Short problem >> Print the whole listing exactly.

————

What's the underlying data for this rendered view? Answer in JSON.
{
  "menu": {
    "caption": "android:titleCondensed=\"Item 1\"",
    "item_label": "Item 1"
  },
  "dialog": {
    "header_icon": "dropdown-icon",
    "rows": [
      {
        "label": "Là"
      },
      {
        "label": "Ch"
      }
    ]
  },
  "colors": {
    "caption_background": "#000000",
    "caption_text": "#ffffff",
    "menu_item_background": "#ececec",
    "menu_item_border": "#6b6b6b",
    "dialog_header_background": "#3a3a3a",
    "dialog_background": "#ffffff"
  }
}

————

Result of this exercise >>
What's the underlying data for this rendered view? Answer in JSON.
{
  "menu": {
    "caption": "android:titleCondensed=\"Item 1\"",
    "item_label": "Item 1"
  },
  "dialog": {
    "header_icon": "dropdown-icon",
    "rows": [
      {
        "label": "Là"
      },
      {
        "label": "Ch"
      }
    ]
  },
  "colors": {
    "caption_background": "#000000",
    "caption_text": "#ffffff",
    "menu_item_background": "#ececec",
    "menu_item_border": "#6b6b6b",
    "dialog_header_background": "#3a3a3a",
    "dialog_background": "#ffffff"
  }
}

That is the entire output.